Challenge
Gather the lines below that include the string "text", copying each in full.

## BEGIN Raw records

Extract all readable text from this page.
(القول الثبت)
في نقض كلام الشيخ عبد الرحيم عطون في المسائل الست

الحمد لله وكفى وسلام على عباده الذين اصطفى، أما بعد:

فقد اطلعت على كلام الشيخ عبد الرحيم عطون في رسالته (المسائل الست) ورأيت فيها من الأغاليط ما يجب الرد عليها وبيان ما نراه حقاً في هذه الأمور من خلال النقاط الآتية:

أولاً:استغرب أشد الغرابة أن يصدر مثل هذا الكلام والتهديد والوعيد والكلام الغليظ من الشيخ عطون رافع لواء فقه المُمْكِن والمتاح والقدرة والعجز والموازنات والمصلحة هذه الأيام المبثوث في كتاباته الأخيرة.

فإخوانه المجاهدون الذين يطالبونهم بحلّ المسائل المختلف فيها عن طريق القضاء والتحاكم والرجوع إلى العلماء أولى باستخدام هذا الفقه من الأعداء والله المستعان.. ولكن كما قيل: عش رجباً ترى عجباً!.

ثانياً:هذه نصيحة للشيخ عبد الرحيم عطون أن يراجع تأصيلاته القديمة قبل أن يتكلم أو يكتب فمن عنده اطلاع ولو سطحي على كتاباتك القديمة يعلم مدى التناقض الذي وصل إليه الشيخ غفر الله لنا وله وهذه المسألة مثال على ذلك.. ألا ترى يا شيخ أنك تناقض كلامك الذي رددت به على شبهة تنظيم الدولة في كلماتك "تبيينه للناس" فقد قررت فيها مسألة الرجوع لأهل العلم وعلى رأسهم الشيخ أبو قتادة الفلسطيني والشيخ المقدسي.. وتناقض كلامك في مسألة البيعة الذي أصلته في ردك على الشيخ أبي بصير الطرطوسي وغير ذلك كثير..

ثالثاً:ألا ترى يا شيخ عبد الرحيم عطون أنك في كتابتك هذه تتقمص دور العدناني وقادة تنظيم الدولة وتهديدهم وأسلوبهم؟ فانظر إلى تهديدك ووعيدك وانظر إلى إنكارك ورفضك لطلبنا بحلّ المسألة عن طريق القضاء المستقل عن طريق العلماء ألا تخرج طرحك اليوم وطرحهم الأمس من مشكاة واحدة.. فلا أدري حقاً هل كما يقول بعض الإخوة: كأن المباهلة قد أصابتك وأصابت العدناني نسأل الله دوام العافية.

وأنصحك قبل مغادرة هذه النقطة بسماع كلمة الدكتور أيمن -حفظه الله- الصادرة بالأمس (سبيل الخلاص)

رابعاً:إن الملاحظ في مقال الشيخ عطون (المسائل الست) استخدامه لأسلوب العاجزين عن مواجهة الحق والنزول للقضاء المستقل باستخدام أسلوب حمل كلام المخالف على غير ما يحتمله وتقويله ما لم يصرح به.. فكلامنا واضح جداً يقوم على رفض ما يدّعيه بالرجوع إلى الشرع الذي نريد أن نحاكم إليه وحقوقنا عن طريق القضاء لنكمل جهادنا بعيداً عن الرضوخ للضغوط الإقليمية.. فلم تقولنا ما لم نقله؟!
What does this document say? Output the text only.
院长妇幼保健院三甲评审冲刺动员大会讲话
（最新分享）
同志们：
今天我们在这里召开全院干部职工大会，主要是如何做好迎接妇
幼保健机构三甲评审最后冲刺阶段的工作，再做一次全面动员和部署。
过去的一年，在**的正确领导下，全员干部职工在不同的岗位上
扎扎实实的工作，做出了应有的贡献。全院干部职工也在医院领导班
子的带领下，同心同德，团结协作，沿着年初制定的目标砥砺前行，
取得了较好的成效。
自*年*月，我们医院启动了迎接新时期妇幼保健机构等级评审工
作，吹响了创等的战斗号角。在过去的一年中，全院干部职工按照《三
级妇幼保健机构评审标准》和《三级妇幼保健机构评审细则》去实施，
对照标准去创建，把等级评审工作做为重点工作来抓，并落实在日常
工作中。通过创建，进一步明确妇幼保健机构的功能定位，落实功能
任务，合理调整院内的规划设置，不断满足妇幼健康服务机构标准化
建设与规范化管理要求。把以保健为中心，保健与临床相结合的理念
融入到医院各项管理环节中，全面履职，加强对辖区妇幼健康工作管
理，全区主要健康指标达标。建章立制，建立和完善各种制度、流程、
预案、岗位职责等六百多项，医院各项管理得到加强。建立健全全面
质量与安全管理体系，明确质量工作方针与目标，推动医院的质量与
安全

## END Raw records

Result for this exercise
Extract all readable text from this page.
What does this document say? Output the text only.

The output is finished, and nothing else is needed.